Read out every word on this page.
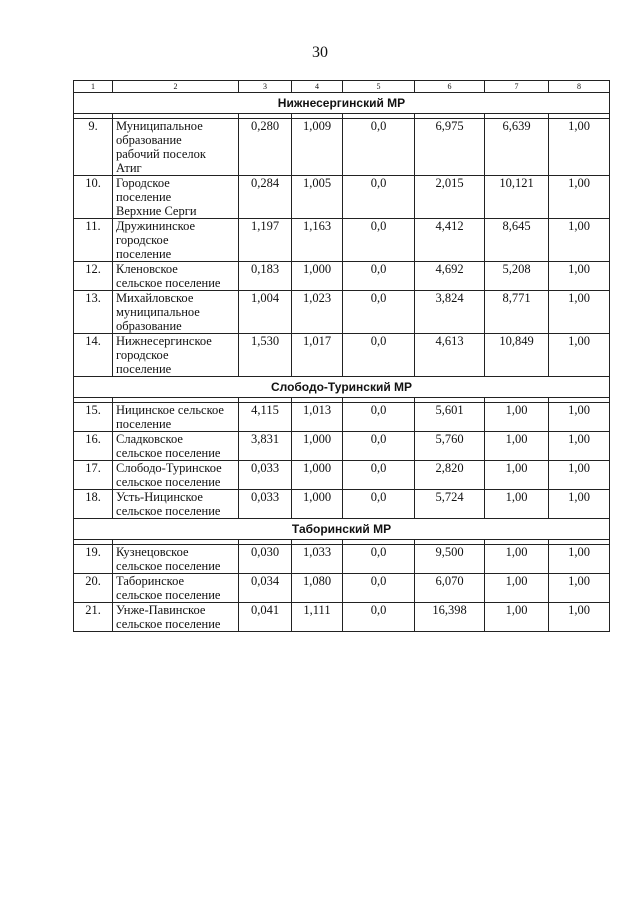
30
1	2	3	4	5	6	7	8
Нижнесергинский МР							

9.	Муниципальное
образование
рабочий поселок
Атиг	0,280	1,009	0,0	6,975	6,639	1,00
10.	Городское
поселение
Верхние Серги	0,284	1,005	0,0	2,015	10,121	1,00
11.	Дружининское
городское
поселение	1,197	1,163	0,0	4,412	8,645	1,00
12.	Кленовское
сельское поселение	0,183	1,000	0,0	4,692	5,208	1,00
13.	Михайловское
муниципальное
образование	1,004	1,023	0,0	3,824	8,771	1,00
14.	Нижнесергинское
городское
поселение	1,530	1,017	0,0	4,613	10,849	1,00
Слободо-Туринский МР							

15.	Ницинское сельское
поселение	4,115	1,013	0,0	5,601	1,00	1,00
16.	Сладковское
сельское поселение	3,831	1,000	0,0	5,760	1,00	1,00
17.	Слободо-Туринское
сельское поселение	0,033	1,000	0,0	2,820	1,00	1,00
18.	Усть-Ницинское
сельское поселение	0,033	1,000	0,0	5,724	1,00	1,00
Таборинский МР							

19.	Кузнецовское
сельское поселение	0,030	1,033	0,0	9,500	1,00	1,00
20.	Таборинское
сельское поселение	0,034	1,080	0,0	6,070	1,00	1,00
21.	Унже-Павинское
сельское поселение	0,041	1,111	0,0	16,398	1,00	1,00
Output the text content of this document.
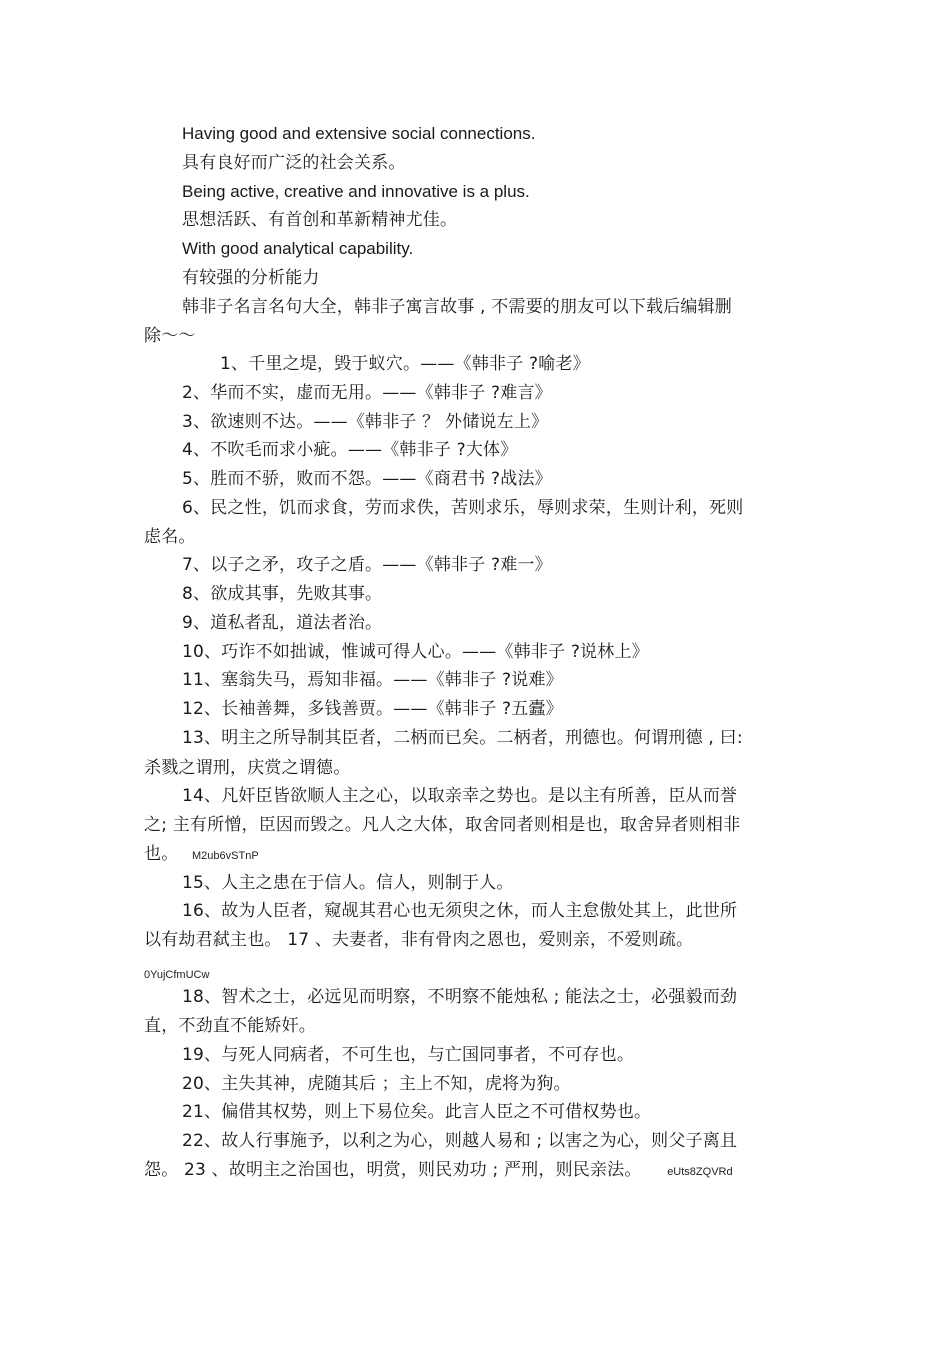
Having good and extensive social connections.
具有良好而广泛的社会关系。
Being active, creative and innovative is a plus.
思想活跃、有首创和革新精神尤佳。
With good analytical capability.
有较强的分析能力
韩非子名言名句大全，韩非子寓言故事 , 不需要的朋友可以下载后编辑删
除～～
1、千里之堤，毁于蚁穴。——《韩非子 ?喻老》
2、华而不实，虚而无用。——《韩非子 ?难言》
3、欲速则不达。——《韩非子 ？ 外储说左上》
4、不吹毛而求小疵。——《韩非子 ?大体》
5、胜而不骄，败而不怨。——《商君书 ?战法》
6、民之性，饥而求食，劳而求佚，苦则求乐，辱则求荣，生则计利，死则
虑名。
7、以子之矛，攻子之盾。——《韩非子 ?难一》
8、欲成其事，先败其事。
9、道私者乱，道法者治。
10、巧诈不如拙诚，惟诚可得人心。——《韩非子 ?说林上》
11、塞翁失马，焉知非福。——《韩非子 ?说难》
12、长袖善舞，多钱善贾。——《韩非子 ?五蠹》
13、明主之所导制其臣者，二柄而已矣。二柄者，刑德也。何谓刑德 , 曰:
杀戮之谓刑，庆赏之谓德。
14、凡奸臣皆欲顺人主之心，以取亲幸之势也。是以主有所善，臣从而誉
之; 主有所憎，臣因而毁之。凡人之大体，取舍同者则相是也，取舍异者则相非
也。 M2ub6vSTnP
15、人主之患在于信人。信人，则制于人。
16、故为人臣者，窥觇其君心也无须臾之休，而人主怠傲处其上，此世所
以有劫君弑主也。 17 、夫妻者，非有骨肉之恩也，爱则亲，不爱则疏。
0YujCfmUCw
18、智术之士，必远见而明察，不明察不能烛私 ; 能法之士，必强毅而劲
直，不劲直不能矫奸。
19、与死人同病者，不可生也，与亡国同事者，不可存也。
20、主失其神，虎随其后 ；主上不知，虎将为狗。
21、偏借其权势，则上下易位矣。此言人臣之不可借权势也。
22、故人行事施予，以利之为心，则越人易和 ; 以害之为心，则父子离且
怨。 23 、故明主之治国也，明赏，则民劝功 ; 严刑，则民亲法。 eUts8ZQVRd
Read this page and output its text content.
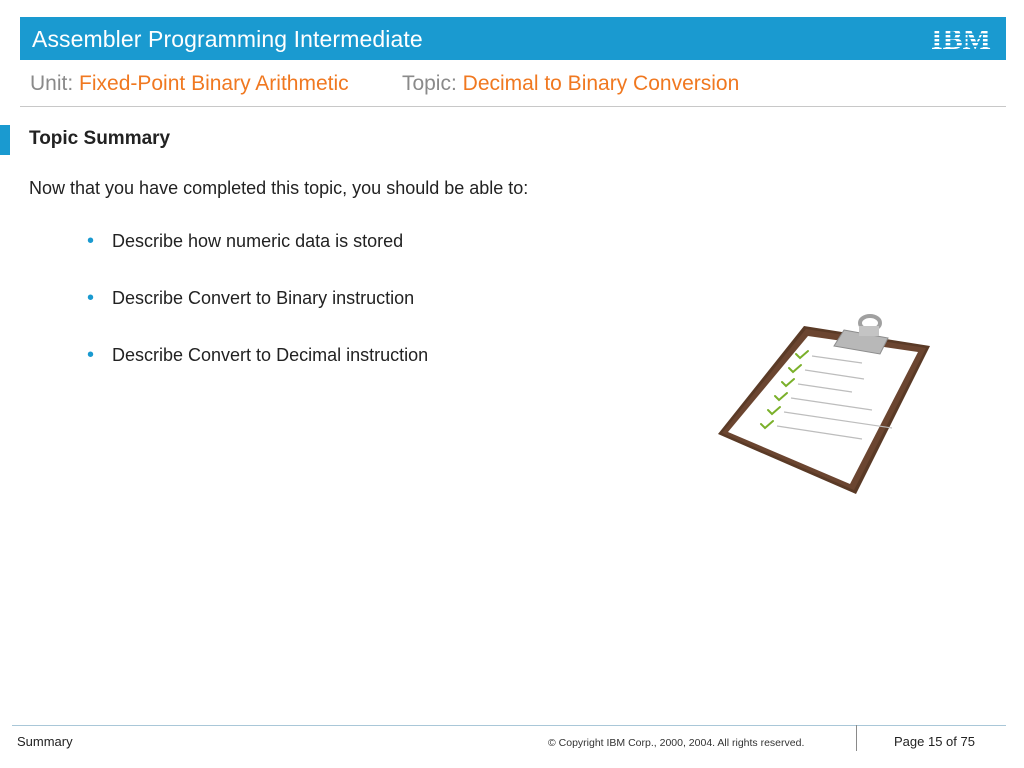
Assembler Programming Intermediate	IBM
Unit: Fixed-Point Binary Arithmetic	Topic: Decimal to Binary Conversion
Topic Summary
Now that you have completed this topic, you should be able to:
• Describe how numeric data is stored
• Describe Convert to Binary instruction
• Describe Convert to Decimal instruction
Summary	© Copyright IBM Corp., 2000, 2004. All rights reserved.	Page 15 of 75
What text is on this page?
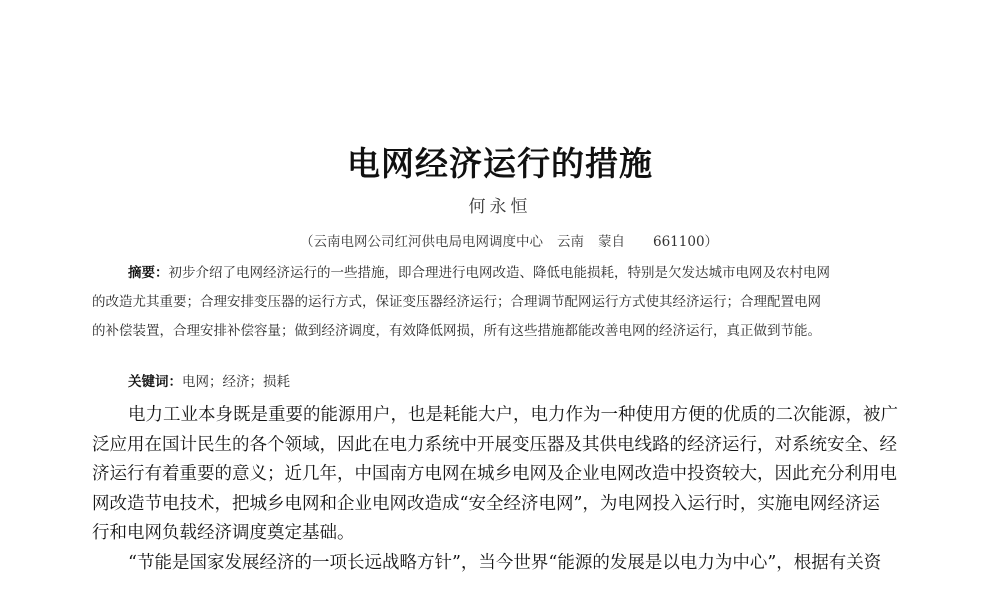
电网经济运行的措施
何永恒
（云南电网公司红河供电局电网调度中心 云南 蒙自 661100）
摘要：初步介绍了电网经济运行的一些措施，即合理进行电网改造、降低电能损耗，特别是欠发达城市电网及农村电网
的改造尤其重要；合理安排变压器的运行方式，保证变压器经济运行；合理调节配网运行方式使其经济运行；合理配置电网
的补偿装置，合理安排补偿容量；做到经济调度，有效降低网损，所有这些措施都能改善电网的经济运行，真正做到节能。
关键词：电网；经济；损耗
电力工业本身既是重要的能源用户，也是耗能大户，电力作为一种使用方便的优质的二次能源，被广
泛应用在国计民生的各个领域，因此在电力系统中开展变压器及其供电线路的经济运行，对系统安全、经
济运行有着重要的意义；近几年，中国南方电网在城乡电网及企业电网改造中投资较大，因此充分利用电
网改造节电技术，把城乡电网和企业电网改造成“安全经济电网”，为电网投入运行时，实施电网经济运
行和电网负载经济调度奠定基础。
“节能是国家发展经济的一项长远战略方针”，当今世界“能源的发展是以电力为中心”，根据有关资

**Problem statement:**
Only lines that contain the word "content" are wanted; copy each of them.

**Solution to the problem:**
Output the text content of this document.
Read this page and output its text content.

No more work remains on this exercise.